▶ _TASK OBJECTIVE_
In the records below, tally every line containing "Salinity". Report only the total.

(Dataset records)
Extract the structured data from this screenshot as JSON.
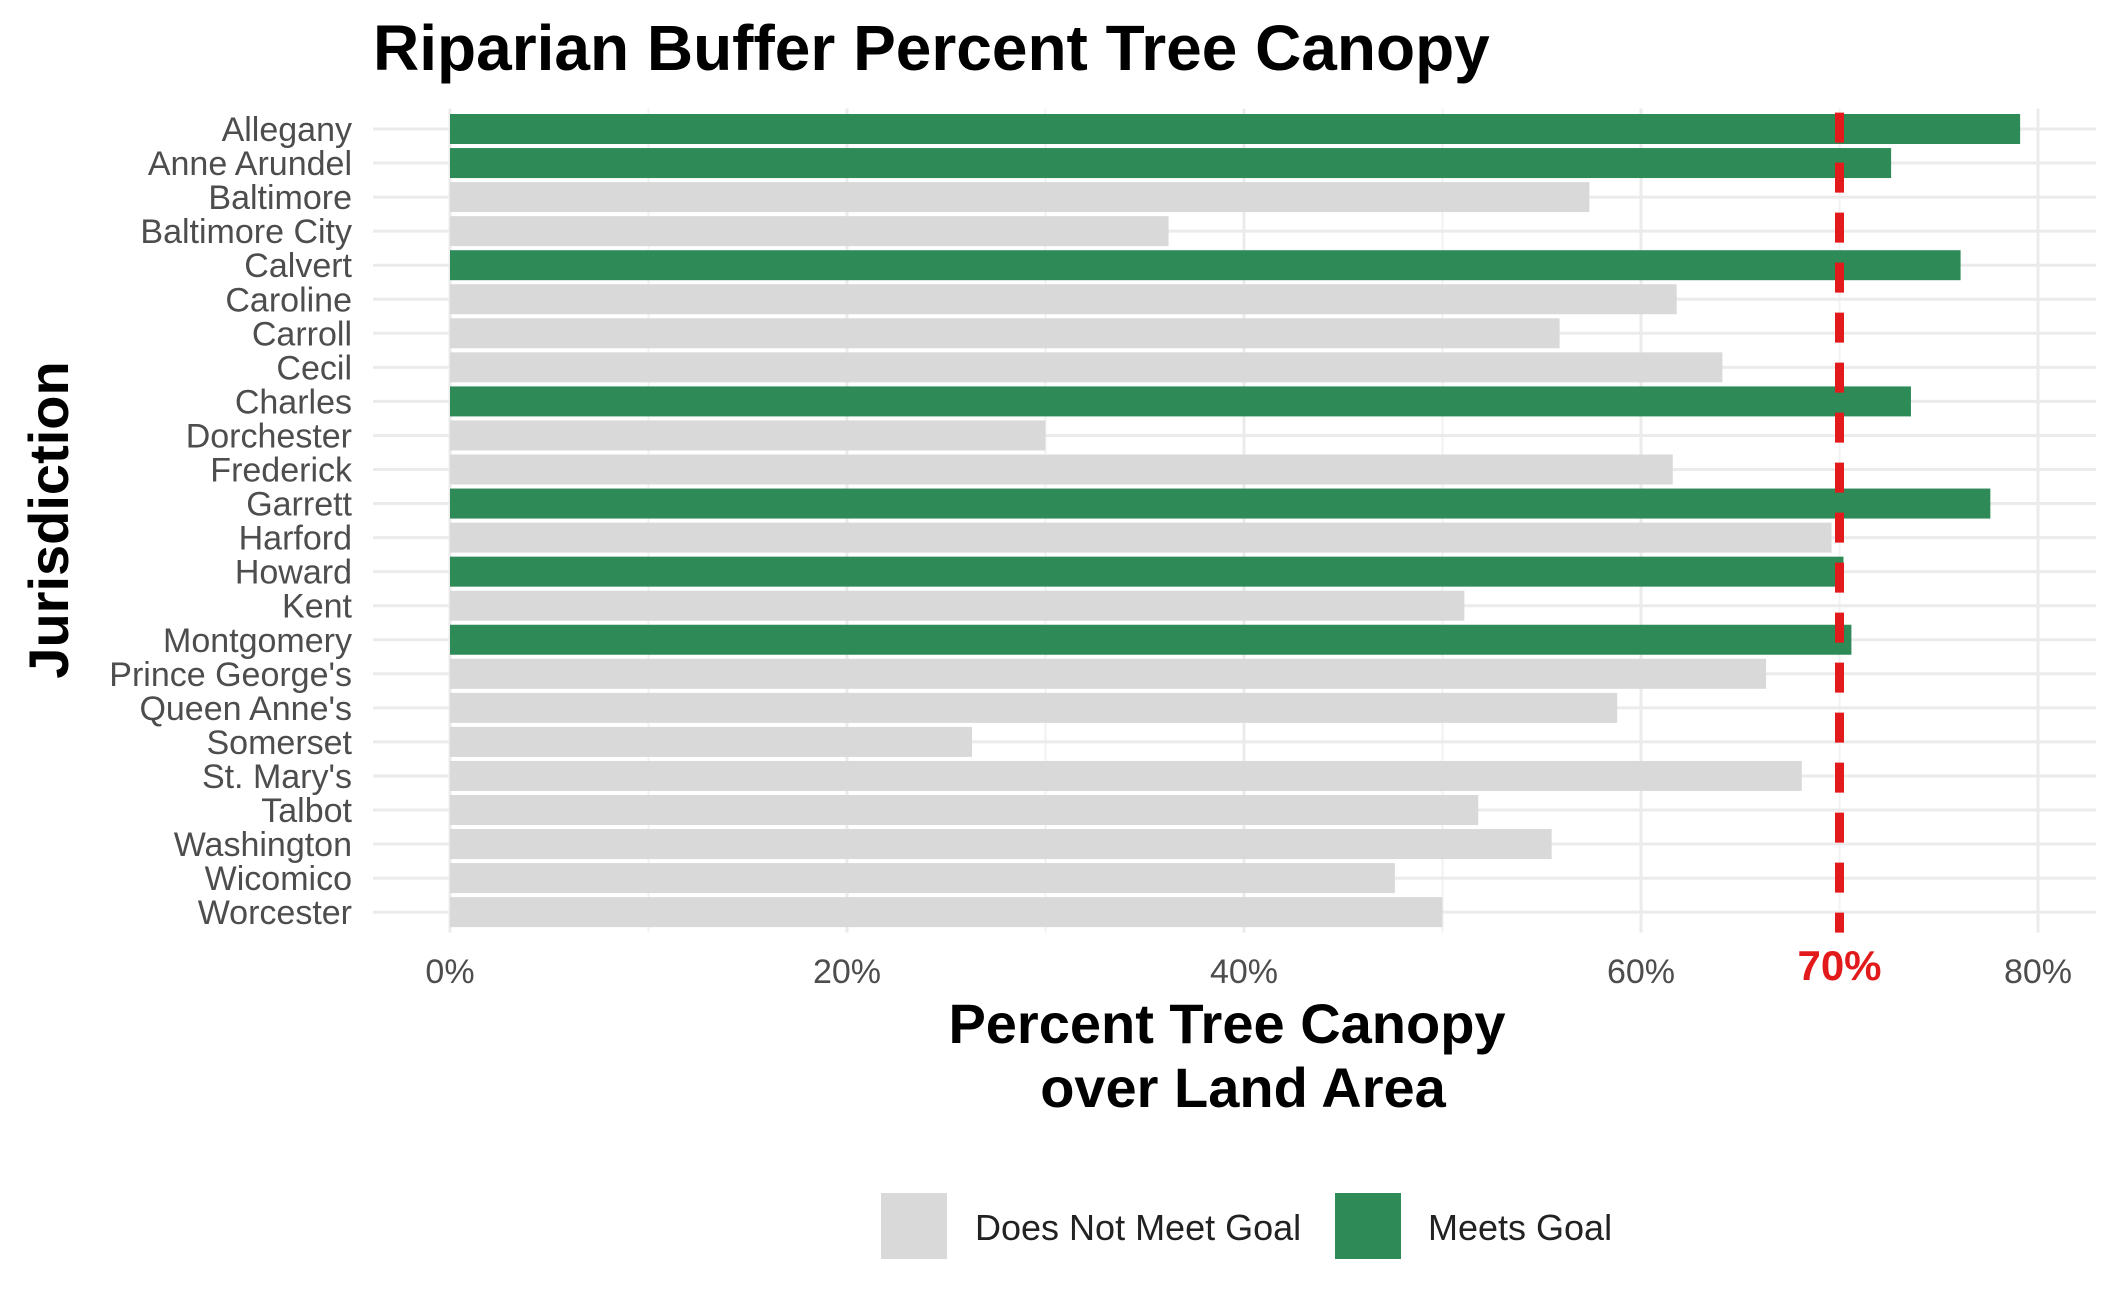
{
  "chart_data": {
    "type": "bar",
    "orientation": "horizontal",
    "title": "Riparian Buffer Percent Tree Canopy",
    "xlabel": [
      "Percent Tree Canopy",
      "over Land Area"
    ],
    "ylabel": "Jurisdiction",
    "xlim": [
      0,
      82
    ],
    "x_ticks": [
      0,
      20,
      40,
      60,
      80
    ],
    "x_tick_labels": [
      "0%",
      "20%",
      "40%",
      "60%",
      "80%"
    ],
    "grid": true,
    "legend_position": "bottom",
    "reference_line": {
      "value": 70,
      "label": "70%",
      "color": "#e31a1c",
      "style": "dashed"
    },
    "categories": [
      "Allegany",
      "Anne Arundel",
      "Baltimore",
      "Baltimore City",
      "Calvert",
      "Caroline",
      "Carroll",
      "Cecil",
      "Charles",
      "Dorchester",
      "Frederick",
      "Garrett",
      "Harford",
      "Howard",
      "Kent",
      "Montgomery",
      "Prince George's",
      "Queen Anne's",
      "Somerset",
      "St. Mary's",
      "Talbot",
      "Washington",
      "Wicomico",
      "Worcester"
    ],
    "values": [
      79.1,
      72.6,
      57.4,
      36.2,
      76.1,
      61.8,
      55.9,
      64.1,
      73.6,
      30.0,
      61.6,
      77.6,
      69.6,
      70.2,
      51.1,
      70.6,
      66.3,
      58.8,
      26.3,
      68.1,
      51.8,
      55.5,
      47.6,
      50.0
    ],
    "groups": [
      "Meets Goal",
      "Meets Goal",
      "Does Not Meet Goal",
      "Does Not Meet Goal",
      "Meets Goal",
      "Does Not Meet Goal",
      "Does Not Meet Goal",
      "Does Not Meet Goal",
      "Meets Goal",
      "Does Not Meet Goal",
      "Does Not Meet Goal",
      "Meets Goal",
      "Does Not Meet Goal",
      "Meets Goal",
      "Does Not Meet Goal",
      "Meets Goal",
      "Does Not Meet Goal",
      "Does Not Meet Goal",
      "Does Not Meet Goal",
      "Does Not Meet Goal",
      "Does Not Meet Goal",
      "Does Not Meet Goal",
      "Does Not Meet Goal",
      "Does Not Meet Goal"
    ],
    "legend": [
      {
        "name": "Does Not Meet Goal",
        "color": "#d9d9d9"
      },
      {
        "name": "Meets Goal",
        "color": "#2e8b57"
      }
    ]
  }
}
==
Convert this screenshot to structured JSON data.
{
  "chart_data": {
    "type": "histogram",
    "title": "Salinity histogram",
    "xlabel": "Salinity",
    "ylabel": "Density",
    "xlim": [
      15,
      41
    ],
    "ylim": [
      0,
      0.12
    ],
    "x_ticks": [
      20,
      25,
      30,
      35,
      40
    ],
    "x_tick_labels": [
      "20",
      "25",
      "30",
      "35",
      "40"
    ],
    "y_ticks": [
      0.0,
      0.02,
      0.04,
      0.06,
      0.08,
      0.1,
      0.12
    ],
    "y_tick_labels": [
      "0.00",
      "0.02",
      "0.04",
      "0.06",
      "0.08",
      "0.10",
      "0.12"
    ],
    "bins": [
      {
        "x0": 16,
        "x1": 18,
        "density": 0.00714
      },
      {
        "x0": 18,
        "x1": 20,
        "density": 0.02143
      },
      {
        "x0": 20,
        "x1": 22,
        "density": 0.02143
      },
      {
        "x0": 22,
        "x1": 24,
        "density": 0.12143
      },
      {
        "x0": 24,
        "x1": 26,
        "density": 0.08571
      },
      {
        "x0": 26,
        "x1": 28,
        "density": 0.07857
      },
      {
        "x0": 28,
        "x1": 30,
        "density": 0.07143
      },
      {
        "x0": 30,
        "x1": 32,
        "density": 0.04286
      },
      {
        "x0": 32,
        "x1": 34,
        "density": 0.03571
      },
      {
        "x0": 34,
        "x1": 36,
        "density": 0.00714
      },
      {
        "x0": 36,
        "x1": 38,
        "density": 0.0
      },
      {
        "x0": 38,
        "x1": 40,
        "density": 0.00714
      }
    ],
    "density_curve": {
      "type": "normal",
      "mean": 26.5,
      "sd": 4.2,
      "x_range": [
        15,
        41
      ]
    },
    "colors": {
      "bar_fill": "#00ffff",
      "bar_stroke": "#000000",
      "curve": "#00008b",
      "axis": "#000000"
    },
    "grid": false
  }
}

▶ _RESULT BELOW_
2